Records:
------------

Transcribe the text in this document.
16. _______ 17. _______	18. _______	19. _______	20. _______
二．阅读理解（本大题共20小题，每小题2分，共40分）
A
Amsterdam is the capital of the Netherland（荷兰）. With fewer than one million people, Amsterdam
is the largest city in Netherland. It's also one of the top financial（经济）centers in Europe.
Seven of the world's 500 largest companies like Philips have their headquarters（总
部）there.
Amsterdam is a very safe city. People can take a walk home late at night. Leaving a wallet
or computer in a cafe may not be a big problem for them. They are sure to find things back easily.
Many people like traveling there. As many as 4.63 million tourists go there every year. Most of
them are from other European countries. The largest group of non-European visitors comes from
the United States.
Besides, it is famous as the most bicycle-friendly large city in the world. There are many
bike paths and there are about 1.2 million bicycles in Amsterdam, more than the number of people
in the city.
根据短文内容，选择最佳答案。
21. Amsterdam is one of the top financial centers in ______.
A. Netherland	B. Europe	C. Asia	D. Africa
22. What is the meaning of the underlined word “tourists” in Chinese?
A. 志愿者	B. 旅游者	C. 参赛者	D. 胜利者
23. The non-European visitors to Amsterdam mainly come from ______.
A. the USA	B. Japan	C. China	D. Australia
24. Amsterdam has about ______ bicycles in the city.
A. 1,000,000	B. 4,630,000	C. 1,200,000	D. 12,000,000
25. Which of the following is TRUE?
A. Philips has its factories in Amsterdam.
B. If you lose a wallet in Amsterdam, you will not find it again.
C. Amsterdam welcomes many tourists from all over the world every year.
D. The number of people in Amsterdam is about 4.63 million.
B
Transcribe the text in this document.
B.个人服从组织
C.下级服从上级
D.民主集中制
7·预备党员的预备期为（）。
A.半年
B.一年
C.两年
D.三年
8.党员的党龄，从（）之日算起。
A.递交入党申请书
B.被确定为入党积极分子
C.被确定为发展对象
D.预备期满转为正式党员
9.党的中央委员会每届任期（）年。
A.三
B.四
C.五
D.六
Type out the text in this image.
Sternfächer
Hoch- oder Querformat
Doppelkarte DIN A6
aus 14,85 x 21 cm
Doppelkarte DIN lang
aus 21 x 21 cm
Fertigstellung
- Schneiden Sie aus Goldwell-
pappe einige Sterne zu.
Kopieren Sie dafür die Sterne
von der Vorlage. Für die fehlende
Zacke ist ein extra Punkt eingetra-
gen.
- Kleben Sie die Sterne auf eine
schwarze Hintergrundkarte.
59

------------

**TASK:**
Repeat the records above exactly, leaving none out.

**TASK SOLUTION:**
Transcribe the text in this document.
16. _______ 17. _______	18. _______	19. _______	20. _______
二．阅读理解（本大题共20小题，每小题2分，共40分）
A
Amsterdam is the capital of the Netherland（荷兰）. With fewer than one million people, Amsterdam
is the largest city in Netherland. It's also one of the top financial（经济）centers in Europe.
Seven of the world's 500 largest companies like Philips have their headquarters（总
部）there.
Amsterdam is a very safe city. People can take a walk home late at night. Leaving a wallet
or computer in a cafe may not be a big problem for them. They are sure to find things back easily.
Many people like traveling there. As many as 4.63 million tourists go there every year. Most of
them are from other European countries. The largest group of non-European visitors comes from
the United States.
Besides, it is famous as the most bicycle-friendly large city in the world. There are many
bike paths and there are about 1.2 million bicycles in Amsterdam, more than the number of people
in the city.
根据短文内容，选择最佳答案。
21. Amsterdam is one of the top financial centers in ______.
A. Netherland	B. Europe	C. Asia	D. Africa
22. What is the meaning of the underlined word “tourists” in Chinese?
A. 志愿者	B. 旅游者	C. 参赛者	D. 胜利者
23. The non-European visitors to Amsterdam mainly come from ______.
A. the USA	B. Japan	C. China	D. Australia
24. Amsterdam has about ______ bicycles in the city.
A. 1,000,000	B. 4,630,000	C. 1,200,000	D. 12,000,000
25. Which of the following is TRUE?
A. Philips has its factories in Amsterdam.
B. If you lose a wallet in Amsterdam, you will not find it again.
C. Amsterdam welcomes many tourists from all over the world every year.
D. The number of people in Amsterdam is about 4.63 million.
B
Transcribe the text in this document.
B.个人服从组织
C.下级服从上级
D.民主集中制
7·预备党员的预备期为（）。
A.半年
B.一年
C.两年
D.三年
8.党员的党龄，从（）之日算起。
A.递交入党申请书
B.被确定为入党积极分子
C.被确定为发展对象
D.预备期满转为正式党员
9.党的中央委员会每届任期（）年。
A.三
B.四
C.五
D.六
Type out the text in this image.
Sternfächer
Hoch- oder Querformat
Doppelkarte DIN A6
aus 14,85 x 21 cm
Doppelkarte DIN lang
aus 21 x 21 cm
Fertigstellung
- Schneiden Sie aus Goldwell-
pappe einige Sterne zu.
Kopieren Sie dafür die Sterne
von der Vorlage. Für die fehlende
Zacke ist ein extra Punkt eingetra-
gen.
- Kleben Sie die Sterne auf eine
schwarze Hintergrundkarte.
59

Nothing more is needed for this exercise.